Goal -> Copy the material verbatim from the line containing "Patent image size: (995, 511)." through the line containing "The lower detector line 13 is at (743, 395).", with both boundary lines included.

* start *

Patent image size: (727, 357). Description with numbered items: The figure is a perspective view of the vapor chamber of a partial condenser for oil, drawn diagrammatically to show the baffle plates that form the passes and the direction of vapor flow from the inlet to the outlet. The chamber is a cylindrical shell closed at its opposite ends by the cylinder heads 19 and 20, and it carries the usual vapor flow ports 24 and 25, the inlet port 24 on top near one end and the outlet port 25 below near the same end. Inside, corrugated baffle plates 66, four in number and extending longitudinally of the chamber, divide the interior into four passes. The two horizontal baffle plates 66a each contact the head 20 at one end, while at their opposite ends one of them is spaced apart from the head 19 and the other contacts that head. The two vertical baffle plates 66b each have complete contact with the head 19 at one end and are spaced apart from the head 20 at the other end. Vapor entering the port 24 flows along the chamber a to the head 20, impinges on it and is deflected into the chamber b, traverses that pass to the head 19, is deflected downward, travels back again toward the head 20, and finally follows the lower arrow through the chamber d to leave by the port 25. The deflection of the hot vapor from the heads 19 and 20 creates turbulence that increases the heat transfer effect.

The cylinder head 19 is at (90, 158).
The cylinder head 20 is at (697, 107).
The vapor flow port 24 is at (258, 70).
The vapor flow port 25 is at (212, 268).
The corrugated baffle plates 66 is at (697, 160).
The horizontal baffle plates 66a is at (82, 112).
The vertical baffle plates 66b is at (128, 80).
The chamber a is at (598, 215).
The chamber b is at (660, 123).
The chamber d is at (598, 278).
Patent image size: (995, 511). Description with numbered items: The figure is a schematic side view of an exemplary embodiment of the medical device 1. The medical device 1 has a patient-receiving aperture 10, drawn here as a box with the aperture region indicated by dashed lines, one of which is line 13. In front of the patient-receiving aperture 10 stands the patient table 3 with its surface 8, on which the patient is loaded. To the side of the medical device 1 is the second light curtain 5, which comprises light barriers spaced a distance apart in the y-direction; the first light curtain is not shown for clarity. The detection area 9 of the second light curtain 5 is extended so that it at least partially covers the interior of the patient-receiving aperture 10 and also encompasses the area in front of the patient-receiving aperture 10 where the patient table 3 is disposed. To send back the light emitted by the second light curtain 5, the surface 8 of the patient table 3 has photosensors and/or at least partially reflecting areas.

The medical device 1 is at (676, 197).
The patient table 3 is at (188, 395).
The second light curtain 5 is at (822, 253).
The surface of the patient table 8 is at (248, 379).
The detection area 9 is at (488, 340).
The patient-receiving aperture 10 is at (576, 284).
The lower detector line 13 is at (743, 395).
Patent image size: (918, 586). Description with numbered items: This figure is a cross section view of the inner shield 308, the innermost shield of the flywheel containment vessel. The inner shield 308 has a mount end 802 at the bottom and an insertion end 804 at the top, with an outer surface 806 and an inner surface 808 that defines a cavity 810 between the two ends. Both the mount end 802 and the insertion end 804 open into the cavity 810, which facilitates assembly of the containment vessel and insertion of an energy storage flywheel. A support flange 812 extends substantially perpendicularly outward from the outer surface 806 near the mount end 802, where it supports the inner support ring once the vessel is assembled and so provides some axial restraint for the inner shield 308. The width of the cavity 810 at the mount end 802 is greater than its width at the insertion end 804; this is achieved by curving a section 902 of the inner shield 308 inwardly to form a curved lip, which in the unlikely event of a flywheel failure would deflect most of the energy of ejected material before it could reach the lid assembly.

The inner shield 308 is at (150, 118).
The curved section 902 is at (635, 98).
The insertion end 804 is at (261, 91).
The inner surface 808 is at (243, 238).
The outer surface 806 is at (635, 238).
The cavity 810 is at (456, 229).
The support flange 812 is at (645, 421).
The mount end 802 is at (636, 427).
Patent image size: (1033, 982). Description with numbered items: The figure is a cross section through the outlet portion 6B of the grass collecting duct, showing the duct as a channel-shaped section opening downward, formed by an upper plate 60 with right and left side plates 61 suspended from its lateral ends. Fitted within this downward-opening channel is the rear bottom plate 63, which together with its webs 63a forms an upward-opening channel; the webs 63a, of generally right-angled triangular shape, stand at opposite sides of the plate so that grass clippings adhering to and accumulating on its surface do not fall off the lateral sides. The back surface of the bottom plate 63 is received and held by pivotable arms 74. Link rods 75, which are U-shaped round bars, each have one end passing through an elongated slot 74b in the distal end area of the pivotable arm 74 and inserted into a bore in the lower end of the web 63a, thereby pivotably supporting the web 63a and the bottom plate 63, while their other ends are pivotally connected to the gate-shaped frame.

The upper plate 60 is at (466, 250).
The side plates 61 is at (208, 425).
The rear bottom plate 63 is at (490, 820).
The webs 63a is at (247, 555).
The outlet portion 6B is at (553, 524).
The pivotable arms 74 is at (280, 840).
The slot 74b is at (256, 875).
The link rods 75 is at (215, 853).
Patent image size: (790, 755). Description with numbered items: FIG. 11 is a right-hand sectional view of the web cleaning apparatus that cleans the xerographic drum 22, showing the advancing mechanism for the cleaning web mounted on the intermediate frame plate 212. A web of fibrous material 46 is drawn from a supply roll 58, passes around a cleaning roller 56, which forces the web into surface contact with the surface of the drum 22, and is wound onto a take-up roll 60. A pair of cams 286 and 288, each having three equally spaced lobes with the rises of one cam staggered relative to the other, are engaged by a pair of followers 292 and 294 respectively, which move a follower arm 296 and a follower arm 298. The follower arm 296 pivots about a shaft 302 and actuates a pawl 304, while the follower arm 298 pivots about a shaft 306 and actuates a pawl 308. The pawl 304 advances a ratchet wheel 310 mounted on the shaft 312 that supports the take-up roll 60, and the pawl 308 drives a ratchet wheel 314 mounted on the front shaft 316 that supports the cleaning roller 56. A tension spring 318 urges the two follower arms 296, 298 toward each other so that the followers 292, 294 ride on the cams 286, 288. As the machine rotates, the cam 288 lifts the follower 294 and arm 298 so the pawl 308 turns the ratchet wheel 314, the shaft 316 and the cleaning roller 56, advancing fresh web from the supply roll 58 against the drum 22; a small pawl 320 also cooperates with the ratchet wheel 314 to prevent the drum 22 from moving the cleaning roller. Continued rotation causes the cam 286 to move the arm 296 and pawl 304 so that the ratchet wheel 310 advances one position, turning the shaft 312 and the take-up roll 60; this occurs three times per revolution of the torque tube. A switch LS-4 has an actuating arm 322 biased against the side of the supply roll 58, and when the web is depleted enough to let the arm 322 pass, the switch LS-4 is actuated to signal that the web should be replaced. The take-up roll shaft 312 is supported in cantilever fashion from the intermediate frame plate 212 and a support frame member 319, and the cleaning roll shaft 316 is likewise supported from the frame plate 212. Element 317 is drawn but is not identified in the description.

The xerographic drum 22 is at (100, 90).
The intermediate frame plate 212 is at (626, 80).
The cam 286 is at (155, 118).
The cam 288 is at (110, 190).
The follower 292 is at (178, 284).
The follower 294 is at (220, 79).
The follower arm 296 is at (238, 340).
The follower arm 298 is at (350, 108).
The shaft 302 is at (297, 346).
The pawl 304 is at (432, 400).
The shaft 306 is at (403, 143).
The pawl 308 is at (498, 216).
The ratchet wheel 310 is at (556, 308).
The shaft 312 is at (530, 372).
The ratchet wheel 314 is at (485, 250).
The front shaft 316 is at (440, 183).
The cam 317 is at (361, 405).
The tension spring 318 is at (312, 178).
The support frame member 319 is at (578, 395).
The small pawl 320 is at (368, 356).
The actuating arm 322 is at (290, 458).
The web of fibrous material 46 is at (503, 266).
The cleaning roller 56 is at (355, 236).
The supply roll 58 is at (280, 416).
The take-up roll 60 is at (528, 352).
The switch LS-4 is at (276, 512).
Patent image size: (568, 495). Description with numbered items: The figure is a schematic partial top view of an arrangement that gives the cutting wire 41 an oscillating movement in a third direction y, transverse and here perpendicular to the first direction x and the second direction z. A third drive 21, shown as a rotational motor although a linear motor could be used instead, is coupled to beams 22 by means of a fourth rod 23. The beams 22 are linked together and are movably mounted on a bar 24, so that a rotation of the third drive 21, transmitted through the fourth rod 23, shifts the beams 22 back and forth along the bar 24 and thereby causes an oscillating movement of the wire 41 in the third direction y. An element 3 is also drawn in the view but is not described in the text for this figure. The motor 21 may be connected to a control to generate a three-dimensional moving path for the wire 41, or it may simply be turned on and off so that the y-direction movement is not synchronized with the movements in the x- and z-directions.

* end *

Exercise result ->
Patent image size: (995, 511). Description with numbered items: The figure is a schematic side view of an exemplary embodiment of the medical device 1. The medical device 1 has a patient-receiving aperture 10, drawn here as a box with the aperture region indicated by dashed lines, one of which is line 13. In front of the patient-receiving aperture 10 stands the patient table 3 with its surface 8, on which the patient is loaded. To the side of the medical device 1 is the second light curtain 5, which comprises light barriers spaced a distance apart in the y-direction; the first light curtain is not shown for clarity. The detection area 9 of the second light curtain 5 is extended so that it at least partially covers the interior of the patient-receiving aperture 10 and also encompasses the area in front of the patient-receiving aperture 10 where the patient table 3 is disposed. To send back the light emitted by the second light curtain 5, the surface 8 of the patient table 3 has photosensors and/or at least partially reflecting areas.

The medical device 1 is at (676, 197).
The patient table 3 is at (188, 395).
The second light curtain 5 is at (822, 253).
The surface of the patient table 8 is at (248, 379).
The detection area 9 is at (488, 340).
The patient-receiving aperture 10 is at (576, 284).
The lower detector line 13 is at (743, 395).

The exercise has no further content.